--- Start Selected passage ---
This branch adds a "deps" command that generates dependency information for a set of rules. It walks the AST looking for identifiers of rules, modules and unknown identifiers (hopefully external variables) and collects information about them. For any given rule it will output either the dependencies of that rule or the reverse dependencies of that rule. The output is in the form of a graphviz file that can be piped into dot to generate a visual graph.

For example, given these rules:

rule a { condition: pe.is_dll() }
rule b { condition: a }
rule c { condition: b }
rule d { condition: false }

You can print out the dependencies of a with yr deps -r a rules/test.yara:

digraph {
  a [fillcolor=paleturquoise, style="filled"];
  pe [fillcolor=palegreen, style="filled"];
  a -> pe;
}

This can be useful if you're looking to find the minimum set of rules and modules needed to share rule a in this case. It obviously becomes harder to determine this without a dependency walker when you have more complex graphs. For example, knowing the set of rules and imports to share rule c is more complex just due to the length of the chain.
--- End Selected passage ---
--- Start Data provided ---
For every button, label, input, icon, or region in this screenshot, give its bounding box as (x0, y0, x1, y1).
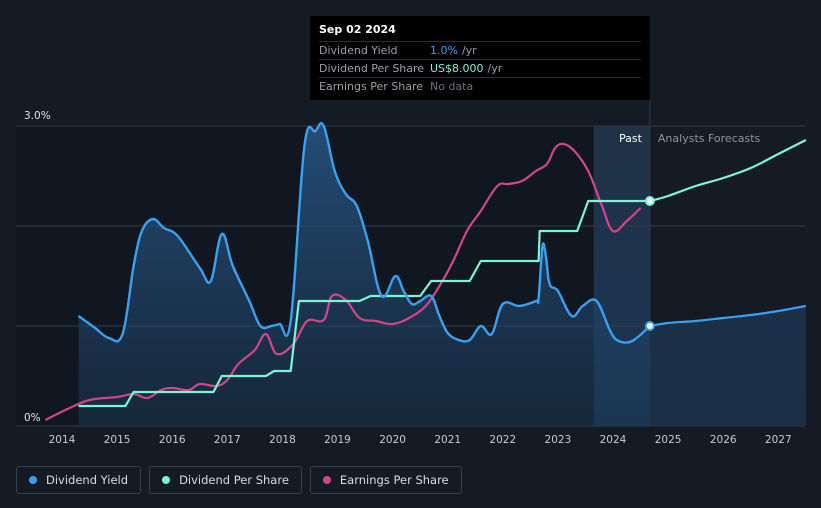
tooltip-unit: /yr (487, 62, 503, 75)
x-tick-label: 2015 (104, 434, 131, 446)
x-tick-label: 2021 (434, 434, 461, 446)
tooltip-row-eps: Earnings Per Share No data (319, 77, 641, 95)
legend-label: Dividend Per Share (179, 473, 289, 487)
tooltip-unit: /yr (461, 44, 477, 57)
x-tick-label: 2018 (269, 434, 296, 446)
earnings-per-share-line (44, 142, 642, 421)
dividend-per-share-forecast-line (649, 139, 807, 203)
tooltip-row-yield: Dividend Yield 1.0% /yr (319, 41, 641, 59)
tooltip-value: 1.0% (430, 44, 458, 57)
forecast-label: Analysts Forecasts (658, 132, 761, 145)
x-tick-label: 2024 (600, 434, 627, 446)
tooltip-label: Dividend Per Share (319, 62, 425, 75)
tooltip-label: Earnings Per Share (319, 80, 424, 93)
dividend-yield-marker (644, 321, 655, 331)
x-tick-label: 2026 (710, 434, 737, 446)
legend-dot-icon (162, 476, 171, 484)
x-tick-label: 2016 (159, 434, 186, 446)
legend-earnings-per-share[interactable]: Earnings Per Share (309, 466, 462, 494)
x-tick-label: 2019 (324, 434, 351, 446)
dividend-yield-forecast-area (649, 306, 806, 426)
legend: Dividend Yield Dividend Per Share Earnin… (16, 466, 462, 494)
legend-dot-icon (322, 476, 331, 484)
x-tick-label: 2023 (545, 434, 572, 446)
x-tick-label: 2022 (489, 434, 516, 446)
x-tick-label: 2014 (49, 434, 76, 446)
tooltip-row-dps: Dividend Per Share US$8.000 /yr (319, 59, 641, 77)
tooltip-label: Dividend Yield (319, 44, 398, 57)
legend-dot-icon (29, 476, 37, 484)
y-tick-label: 0% (24, 412, 41, 424)
dividend-yield-area (78, 123, 650, 426)
tooltip-date: Sep 02 2024 (319, 23, 396, 36)
dividend-per-share-line (78, 199, 650, 408)
x-tick-label: 2025 (655, 434, 682, 446)
y-tick-label: 3.0% (24, 110, 51, 122)
x-tick-label: 2020 (379, 434, 406, 446)
legend-label: Earnings Per Share (339, 473, 449, 487)
dividend-yield-forecast-line (649, 304, 807, 328)
dividend-yield-line (77, 122, 651, 344)
tooltip-value: No data (430, 80, 474, 93)
legend-label: Dividend Yield (46, 473, 129, 487)
tooltip: Sep 02 2024 Dividend Yield 1.0% /yr Divi… (310, 16, 650, 100)
legend-dividend-per-share[interactable]: Dividend Per Share (149, 466, 302, 494)
legend-dividend-yield[interactable]: Dividend Yield (16, 466, 142, 494)
x-tick-label: 2027 (765, 434, 792, 446)
x-tick-label: 2017 (214, 434, 241, 446)
dividend-per-share-marker (644, 196, 655, 206)
past-label: Past (619, 132, 643, 145)
tooltip-value: US$8.000 (430, 62, 484, 75)
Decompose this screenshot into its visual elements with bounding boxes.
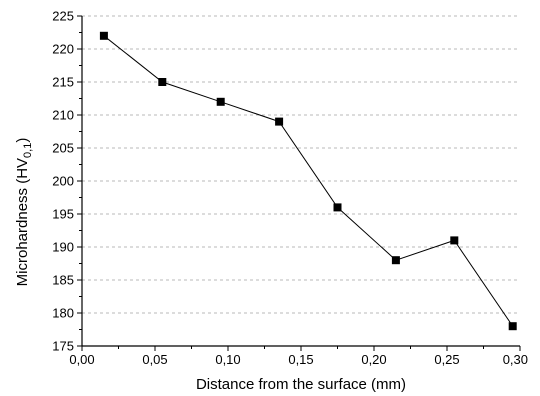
x-axis-title: Distance from the surface (mm): [196, 376, 406, 393]
y-axis-title-close: ): [14, 138, 31, 143]
x-tick-label: 0,00: [69, 352, 94, 367]
x-tick-label: 0,10: [215, 352, 240, 367]
data-series: [99, 31, 517, 331]
y-tick-label: 180: [52, 306, 74, 321]
y-tick-label: 190: [52, 240, 74, 255]
grid-lines: [82, 15, 520, 314]
x-tick-label: 0,05: [142, 352, 167, 367]
tick-labels: 175 180 185 190 195 200 205 210 215 220 225 0,00 0,0…: [52, 9, 528, 368]
y-tick-label: 210: [52, 108, 74, 123]
y-axis-title: Microhardness (HV0,1): [14, 138, 34, 287]
x-tick-label: 0,25: [434, 352, 459, 367]
x-tick-label: 0,15: [288, 352, 313, 367]
y-tick-label: 220: [52, 42, 74, 57]
y-tick-label: 225: [52, 9, 74, 24]
data-point: [216, 97, 225, 106]
data-point: [99, 31, 108, 40]
y-axis-title-main: Microhardness (HV: [14, 158, 31, 286]
data-point: [450, 236, 459, 245]
y-tick-label: 185: [52, 273, 74, 288]
y-tick-label: 215: [52, 75, 74, 90]
y-tick-label: 200: [52, 174, 74, 189]
series-line: [103, 35, 514, 327]
x-tick-label: 0,30: [503, 352, 528, 367]
x-tick-label: 0,20: [361, 352, 386, 367]
y-tick-label: 195: [52, 207, 74, 222]
data-point: [275, 117, 284, 126]
y-tick-label: 175: [52, 339, 74, 354]
data-point: [333, 203, 342, 212]
axis-ticks: [77, 15, 521, 351]
y-tick-label: 205: [52, 141, 74, 156]
data-point: [508, 322, 517, 331]
data-point: [391, 256, 400, 265]
y-axis-title-subscript: 0,1: [22, 143, 34, 158]
data-point: [158, 78, 167, 86]
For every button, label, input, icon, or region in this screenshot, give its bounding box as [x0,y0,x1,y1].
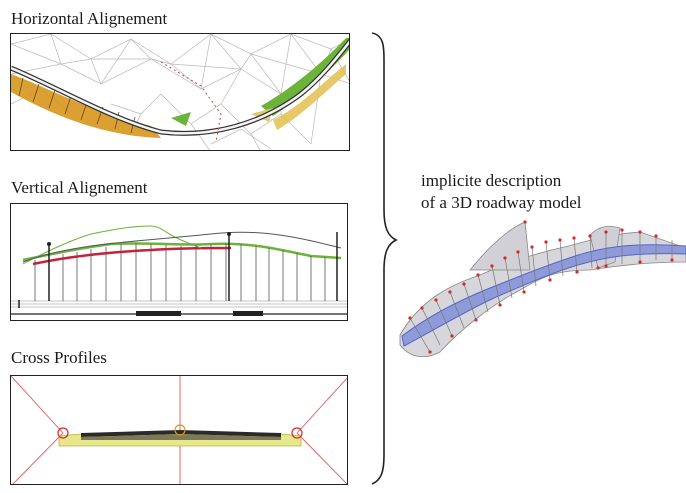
cut-right [261,38,349,116]
curly-brace [371,32,398,485]
description-line-2: of a 3D roadway model [421,193,582,212]
cross-profiles-panel [10,375,348,485]
vertical-alignment-label: Vertical Alignement [11,178,148,197]
horizontal-alignment-drawing [11,34,349,150]
cross-profile-drawing [11,376,347,484]
cross-profiles-label: Cross Profiles [11,348,107,367]
roadway-3d-model [399,220,686,358]
vertical-alignment-panel [10,203,348,321]
vertical-alignment-drawing [11,225,347,320]
profile-marker-right [291,427,303,439]
model-description: implicite description of a 3D roadway mo… [421,170,582,214]
description-line-1: implicite description [421,171,562,190]
horizontal-alignment-panel [10,33,350,151]
profile-marker-left [57,427,69,439]
horizontal-alignment-label: Horizontal Alignement [11,9,168,28]
profile-marker-center [174,424,186,436]
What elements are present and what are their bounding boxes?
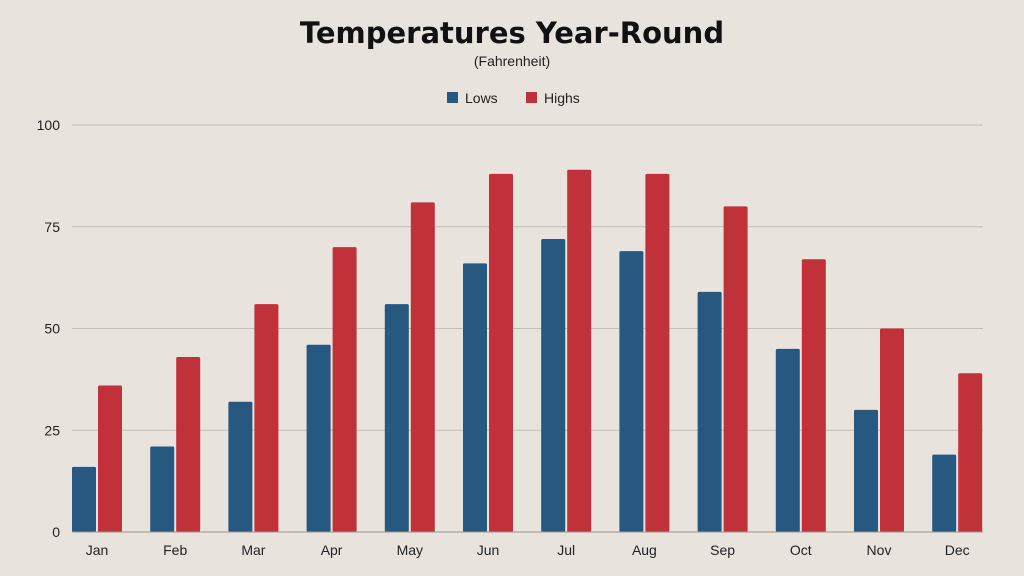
bar-highs-jun [489,173,513,532]
legend-label-lows: Lows [465,90,498,106]
bar-lows-apr [306,344,331,532]
x-tick-label-feb: Feb [163,542,187,558]
y-tick-label: 75 [44,219,60,235]
bar-lows-jul [541,238,566,532]
bar-lows-mar [228,401,253,532]
y-tick-label: 0 [52,524,60,540]
bar-highs-feb [176,356,201,532]
bar-highs-jan [98,385,122,532]
y-tick-label: 50 [44,321,60,337]
bar-lows-dec [932,454,957,532]
x-axis-ticks: Jan Feb Mar Apr May Jun Jul Aug Sep Oct Nov Dec [86,542,970,558]
bar-lows-feb [150,446,175,532]
legend-swatch-highs [526,92,537,103]
bar-lows-jun [463,263,487,532]
y-axis-ticks: 0 25 50 75 100 [37,117,61,540]
bar-highs-jul [567,169,592,532]
bar-highs-nov [880,328,904,532]
y-tick-label: 100 [37,117,61,133]
bar-lows-aug [619,251,644,533]
x-tick-label-sep: Sep [710,542,735,558]
gridlines [72,124,983,431]
x-tick-label-oct: Oct [790,542,812,558]
bar-lows-jan [72,466,96,532]
bar-highs-sep [723,206,748,532]
bar-highs-oct [801,259,826,532]
bar-lows-oct [775,348,800,532]
bar-lows-nov [854,409,878,532]
x-tick-label-aug: Aug [632,542,657,558]
x-tick-label-jun: Jun [477,542,500,558]
legend-label-highs: Highs [544,90,580,106]
chart-title: Temperatures Year-Round [300,16,724,50]
x-tick-label-nov: Nov [867,542,892,558]
legend-swatch-lows [447,92,458,103]
bars [72,169,983,533]
chart-subtitle: (Fahrenheit) [474,53,550,69]
x-tick-label-jul: Jul [557,542,575,558]
x-tick-label-dec: Dec [945,542,970,558]
y-tick-label: 25 [44,422,60,438]
x-tick-label-jan: Jan [86,542,109,558]
bar-highs-dec [958,373,983,532]
bar-highs-mar [254,304,279,532]
bar-highs-may [410,202,435,532]
x-tick-label-mar: Mar [241,542,265,558]
bar-lows-may [384,304,409,532]
legend: Lows Highs [447,90,580,106]
x-tick-label-may: May [397,542,423,558]
bar-lows-sep [697,291,722,532]
x-tick-label-apr: Apr [321,542,343,558]
bar-highs-apr [332,247,357,532]
bar-highs-aug [645,173,670,532]
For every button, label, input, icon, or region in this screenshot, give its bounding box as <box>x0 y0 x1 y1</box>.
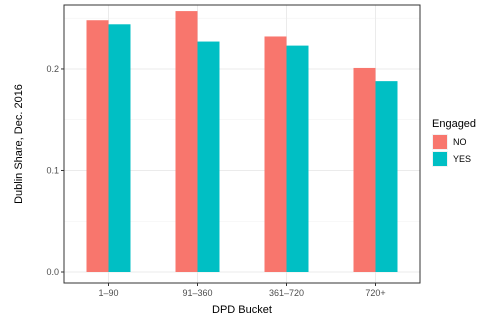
x-tick-label: 91–360 <box>182 288 212 298</box>
x-tick-label: 361–720 <box>269 288 304 298</box>
bar-no-2 <box>175 11 198 273</box>
y-axis-title: Dublin Share, Dec. 2016 <box>13 84 25 204</box>
bar-no-1 <box>86 20 109 273</box>
bar-yes-4 <box>375 81 398 272</box>
x-axis-title: DPD Bucket <box>212 304 272 316</box>
legend-label-no: NO <box>453 137 467 147</box>
x-tick-label: 1–90 <box>98 288 118 298</box>
bar-yes-3 <box>286 45 309 272</box>
x-axis: 1–90 91–360 361–720 720+ <box>98 283 386 298</box>
x-tick-label: 720+ <box>365 288 385 298</box>
legend-title: Engaged <box>432 118 476 130</box>
panel-border <box>63 4 421 284</box>
y-axis: 0.0 0.1 0.2 <box>46 64 64 277</box>
y-tick-label: 0.0 <box>46 267 59 277</box>
legend-swatch-no <box>433 135 447 149</box>
y-tick-label: 0.1 <box>46 165 59 175</box>
bar-no-4 <box>353 67 376 272</box>
bar-yes-2 <box>197 41 220 272</box>
bar-no-3 <box>264 36 287 272</box>
legend: Engaged NO YES <box>432 118 476 167</box>
legend-label-yes: YES <box>453 154 471 164</box>
bar-yes-1 <box>108 24 131 273</box>
y-tick-label: 0.2 <box>46 64 59 74</box>
legend-swatch-yes <box>433 152 447 166</box>
bars <box>86 11 398 273</box>
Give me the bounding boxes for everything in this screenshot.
--- End Data provided ---
## Tasks to carry out
1. Summarize the passage about the deps command in two sentences.
2. Carry on with the passage about the deps command, starting right after its final sentence.
The listing is separate material from the passage about the deps command.

## Task results
1. A branch adds a "deps" command that walks the AST to collect rule, module and unknown identifiers, and it outputs either the dependencies or the reverse dependencies of a given rule as a graphviz file that can be piped into dot. This helps find the minimum set of rules and modules needed to share a rule, which becomes harder to determine without a dependency walker as graphs grow more complex.

2.
You can also get reverse dependencies, which is a nice thing to know when you want to make a change to a rule. For example, if I were to change rule a it would be nice to know that I haven't broken any of the rules that depend upon it (directly or indirectly). Assuming those rules have "expected matches" values in the metadata you can use the dependency walking code to determine what rules to test and what they should match.

yr deps -R -r a rules/test.yara:

digraph {
  a [fillcolor=paleturquoise, style="filled"];
  b [fillcolor=paleturquoise, style="filled"];
  b -> a;
  c [fillcolor=paleturquoise, style="filled"];
  c -> b;
}

Given a set of rules parse it and walk the AST to find identifiers and generate
a dot file of them that can be fed into graphviz for visualization.

By default it generates a graph of all the rules but you can select any number
of rules with the -r argument.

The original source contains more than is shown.